Written instruction
Return only the count of lines in which the word "document" appears.
################
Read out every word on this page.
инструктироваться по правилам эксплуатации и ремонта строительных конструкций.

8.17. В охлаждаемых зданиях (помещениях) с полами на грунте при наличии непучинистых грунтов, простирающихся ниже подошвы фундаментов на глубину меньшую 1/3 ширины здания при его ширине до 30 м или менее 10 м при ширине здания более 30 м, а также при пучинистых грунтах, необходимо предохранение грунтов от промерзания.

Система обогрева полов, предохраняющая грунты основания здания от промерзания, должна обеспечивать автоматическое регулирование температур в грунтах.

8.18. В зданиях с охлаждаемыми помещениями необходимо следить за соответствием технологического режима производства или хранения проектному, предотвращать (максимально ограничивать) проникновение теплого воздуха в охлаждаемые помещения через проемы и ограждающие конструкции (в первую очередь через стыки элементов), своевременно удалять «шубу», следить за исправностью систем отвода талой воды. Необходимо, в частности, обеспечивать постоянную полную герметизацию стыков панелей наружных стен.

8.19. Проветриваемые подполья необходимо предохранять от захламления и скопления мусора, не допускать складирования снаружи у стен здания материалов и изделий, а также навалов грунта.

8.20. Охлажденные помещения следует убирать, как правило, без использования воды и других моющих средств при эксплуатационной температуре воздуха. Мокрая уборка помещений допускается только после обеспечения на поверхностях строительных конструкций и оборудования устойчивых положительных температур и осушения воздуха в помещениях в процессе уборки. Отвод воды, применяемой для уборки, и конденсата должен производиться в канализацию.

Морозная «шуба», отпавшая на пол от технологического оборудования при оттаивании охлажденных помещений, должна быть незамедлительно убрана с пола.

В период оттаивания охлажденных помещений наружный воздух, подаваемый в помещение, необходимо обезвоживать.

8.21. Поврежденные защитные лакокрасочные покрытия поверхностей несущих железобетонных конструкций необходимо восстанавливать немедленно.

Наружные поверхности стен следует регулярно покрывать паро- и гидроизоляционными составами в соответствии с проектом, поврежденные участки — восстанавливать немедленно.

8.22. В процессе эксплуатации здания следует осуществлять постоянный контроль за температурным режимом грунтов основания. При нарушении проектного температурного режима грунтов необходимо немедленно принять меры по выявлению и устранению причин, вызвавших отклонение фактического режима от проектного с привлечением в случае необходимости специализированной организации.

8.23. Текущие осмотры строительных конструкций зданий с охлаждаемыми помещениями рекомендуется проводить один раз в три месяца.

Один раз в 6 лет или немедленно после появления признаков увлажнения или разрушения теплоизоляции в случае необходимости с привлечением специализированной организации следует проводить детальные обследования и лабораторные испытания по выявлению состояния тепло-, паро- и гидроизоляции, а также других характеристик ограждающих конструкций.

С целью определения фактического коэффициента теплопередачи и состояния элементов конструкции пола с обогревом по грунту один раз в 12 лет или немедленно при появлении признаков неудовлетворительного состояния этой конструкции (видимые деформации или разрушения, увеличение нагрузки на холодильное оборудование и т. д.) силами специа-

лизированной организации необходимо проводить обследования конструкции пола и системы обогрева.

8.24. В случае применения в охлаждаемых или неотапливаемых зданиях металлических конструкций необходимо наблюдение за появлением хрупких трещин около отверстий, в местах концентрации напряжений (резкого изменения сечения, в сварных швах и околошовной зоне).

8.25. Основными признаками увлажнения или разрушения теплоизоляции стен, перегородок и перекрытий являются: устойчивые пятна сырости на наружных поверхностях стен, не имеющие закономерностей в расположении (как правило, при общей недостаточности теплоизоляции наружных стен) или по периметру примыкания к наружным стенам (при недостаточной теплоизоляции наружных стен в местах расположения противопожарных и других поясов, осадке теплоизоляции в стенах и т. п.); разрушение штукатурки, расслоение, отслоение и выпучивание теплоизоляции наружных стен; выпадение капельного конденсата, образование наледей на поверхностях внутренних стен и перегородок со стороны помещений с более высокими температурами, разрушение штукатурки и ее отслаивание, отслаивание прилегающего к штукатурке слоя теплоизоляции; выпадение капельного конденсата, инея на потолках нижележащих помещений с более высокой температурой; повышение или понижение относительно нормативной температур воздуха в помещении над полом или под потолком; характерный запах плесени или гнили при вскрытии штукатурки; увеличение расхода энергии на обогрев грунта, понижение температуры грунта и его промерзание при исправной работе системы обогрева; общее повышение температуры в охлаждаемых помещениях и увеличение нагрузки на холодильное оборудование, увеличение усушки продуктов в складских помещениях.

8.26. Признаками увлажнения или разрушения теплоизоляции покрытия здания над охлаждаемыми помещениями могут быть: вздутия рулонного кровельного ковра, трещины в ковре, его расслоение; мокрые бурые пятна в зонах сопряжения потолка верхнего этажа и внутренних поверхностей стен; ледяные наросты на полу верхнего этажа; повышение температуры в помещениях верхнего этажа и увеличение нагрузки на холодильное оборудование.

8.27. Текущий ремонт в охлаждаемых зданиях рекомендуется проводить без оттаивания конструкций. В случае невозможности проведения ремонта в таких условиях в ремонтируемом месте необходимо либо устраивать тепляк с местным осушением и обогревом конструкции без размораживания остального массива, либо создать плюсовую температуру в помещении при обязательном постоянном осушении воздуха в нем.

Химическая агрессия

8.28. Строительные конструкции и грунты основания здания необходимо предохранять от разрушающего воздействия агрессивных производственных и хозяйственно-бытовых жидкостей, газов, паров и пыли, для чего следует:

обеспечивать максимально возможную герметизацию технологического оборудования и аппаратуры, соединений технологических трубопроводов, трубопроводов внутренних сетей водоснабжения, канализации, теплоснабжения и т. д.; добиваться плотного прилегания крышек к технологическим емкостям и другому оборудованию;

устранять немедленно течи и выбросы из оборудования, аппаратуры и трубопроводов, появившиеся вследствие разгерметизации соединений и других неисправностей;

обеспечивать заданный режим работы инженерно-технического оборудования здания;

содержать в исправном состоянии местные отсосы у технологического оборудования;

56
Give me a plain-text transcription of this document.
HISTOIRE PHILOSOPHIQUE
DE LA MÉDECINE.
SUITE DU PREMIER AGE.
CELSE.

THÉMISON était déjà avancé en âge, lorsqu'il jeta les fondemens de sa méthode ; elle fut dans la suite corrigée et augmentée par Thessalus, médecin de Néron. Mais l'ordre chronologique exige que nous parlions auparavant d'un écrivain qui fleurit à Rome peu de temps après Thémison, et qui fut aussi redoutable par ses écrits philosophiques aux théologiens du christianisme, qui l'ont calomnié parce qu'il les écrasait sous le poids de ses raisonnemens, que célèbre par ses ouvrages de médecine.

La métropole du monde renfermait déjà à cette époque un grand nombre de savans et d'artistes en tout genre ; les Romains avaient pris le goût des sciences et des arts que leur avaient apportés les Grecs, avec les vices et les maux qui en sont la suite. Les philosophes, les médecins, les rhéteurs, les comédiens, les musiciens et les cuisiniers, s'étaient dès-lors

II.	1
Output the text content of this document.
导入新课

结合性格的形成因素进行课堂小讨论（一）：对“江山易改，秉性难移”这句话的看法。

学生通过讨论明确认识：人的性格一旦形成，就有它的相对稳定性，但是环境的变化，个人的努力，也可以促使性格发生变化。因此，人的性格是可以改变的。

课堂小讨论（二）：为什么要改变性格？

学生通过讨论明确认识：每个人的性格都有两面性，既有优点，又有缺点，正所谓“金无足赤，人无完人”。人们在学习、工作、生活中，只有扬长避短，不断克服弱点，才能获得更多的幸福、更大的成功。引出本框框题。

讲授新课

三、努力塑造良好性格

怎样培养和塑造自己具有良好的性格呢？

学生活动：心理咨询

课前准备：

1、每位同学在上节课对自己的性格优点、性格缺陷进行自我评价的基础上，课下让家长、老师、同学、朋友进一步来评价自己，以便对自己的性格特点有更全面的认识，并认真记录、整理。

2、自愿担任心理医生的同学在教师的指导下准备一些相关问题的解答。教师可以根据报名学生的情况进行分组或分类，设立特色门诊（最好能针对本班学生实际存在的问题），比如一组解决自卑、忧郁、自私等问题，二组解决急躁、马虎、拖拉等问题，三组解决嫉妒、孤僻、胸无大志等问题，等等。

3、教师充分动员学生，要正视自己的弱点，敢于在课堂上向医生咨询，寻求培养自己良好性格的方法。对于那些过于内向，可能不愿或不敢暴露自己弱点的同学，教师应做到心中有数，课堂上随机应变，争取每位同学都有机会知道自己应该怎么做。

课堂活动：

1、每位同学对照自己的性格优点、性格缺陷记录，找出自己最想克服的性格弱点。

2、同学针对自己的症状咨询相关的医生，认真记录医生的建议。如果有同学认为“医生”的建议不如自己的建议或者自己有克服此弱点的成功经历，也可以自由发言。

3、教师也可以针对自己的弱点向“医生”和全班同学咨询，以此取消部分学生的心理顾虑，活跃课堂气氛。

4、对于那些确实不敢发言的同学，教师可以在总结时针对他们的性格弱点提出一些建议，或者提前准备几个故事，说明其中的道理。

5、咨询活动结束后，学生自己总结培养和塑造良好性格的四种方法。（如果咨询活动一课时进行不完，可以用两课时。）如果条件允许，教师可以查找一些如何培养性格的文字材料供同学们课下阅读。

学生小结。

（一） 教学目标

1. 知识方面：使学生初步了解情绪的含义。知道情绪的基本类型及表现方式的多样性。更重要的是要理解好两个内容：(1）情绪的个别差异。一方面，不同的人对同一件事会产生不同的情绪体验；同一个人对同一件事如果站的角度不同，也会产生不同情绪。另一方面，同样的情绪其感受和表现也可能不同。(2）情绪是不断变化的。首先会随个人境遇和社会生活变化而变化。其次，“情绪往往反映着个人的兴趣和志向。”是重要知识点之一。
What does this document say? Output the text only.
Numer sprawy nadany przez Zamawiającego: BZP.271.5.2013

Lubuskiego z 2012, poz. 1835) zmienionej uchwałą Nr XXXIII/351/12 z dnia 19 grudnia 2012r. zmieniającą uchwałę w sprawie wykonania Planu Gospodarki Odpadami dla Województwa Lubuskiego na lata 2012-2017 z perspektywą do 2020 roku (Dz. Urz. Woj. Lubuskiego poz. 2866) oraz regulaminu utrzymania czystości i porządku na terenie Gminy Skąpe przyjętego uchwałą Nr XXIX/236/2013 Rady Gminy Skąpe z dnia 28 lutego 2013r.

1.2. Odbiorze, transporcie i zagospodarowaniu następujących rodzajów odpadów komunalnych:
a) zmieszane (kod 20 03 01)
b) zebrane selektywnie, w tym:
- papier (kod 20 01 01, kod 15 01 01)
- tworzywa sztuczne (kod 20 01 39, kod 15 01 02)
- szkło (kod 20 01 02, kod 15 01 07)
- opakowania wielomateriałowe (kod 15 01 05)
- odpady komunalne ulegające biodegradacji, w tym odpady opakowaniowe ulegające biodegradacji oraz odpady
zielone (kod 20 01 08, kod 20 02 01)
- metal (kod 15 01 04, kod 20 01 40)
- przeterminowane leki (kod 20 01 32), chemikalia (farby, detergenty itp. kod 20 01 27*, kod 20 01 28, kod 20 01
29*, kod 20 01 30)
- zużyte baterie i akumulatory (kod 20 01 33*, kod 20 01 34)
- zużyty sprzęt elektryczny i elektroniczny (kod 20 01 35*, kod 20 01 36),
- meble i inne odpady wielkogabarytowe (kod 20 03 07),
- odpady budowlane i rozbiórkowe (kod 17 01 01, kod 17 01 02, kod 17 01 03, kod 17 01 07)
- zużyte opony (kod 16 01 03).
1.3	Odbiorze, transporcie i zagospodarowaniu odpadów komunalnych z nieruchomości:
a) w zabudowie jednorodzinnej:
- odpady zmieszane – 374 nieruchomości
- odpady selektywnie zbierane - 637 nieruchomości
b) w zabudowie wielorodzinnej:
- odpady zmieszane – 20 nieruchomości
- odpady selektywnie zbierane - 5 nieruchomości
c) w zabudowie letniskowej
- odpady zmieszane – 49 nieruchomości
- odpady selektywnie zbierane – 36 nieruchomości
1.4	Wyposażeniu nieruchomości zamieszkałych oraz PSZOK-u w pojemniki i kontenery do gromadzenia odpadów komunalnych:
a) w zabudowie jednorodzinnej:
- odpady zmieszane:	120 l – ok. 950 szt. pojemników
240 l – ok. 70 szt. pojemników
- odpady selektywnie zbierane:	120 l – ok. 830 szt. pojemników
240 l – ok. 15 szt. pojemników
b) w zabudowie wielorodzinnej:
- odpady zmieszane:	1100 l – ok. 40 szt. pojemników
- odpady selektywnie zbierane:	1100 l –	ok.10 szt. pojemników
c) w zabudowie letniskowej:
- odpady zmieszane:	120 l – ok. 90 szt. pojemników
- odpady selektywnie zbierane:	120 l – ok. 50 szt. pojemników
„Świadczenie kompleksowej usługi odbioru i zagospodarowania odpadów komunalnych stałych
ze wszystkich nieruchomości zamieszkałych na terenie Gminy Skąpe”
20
################
Reply to the task
3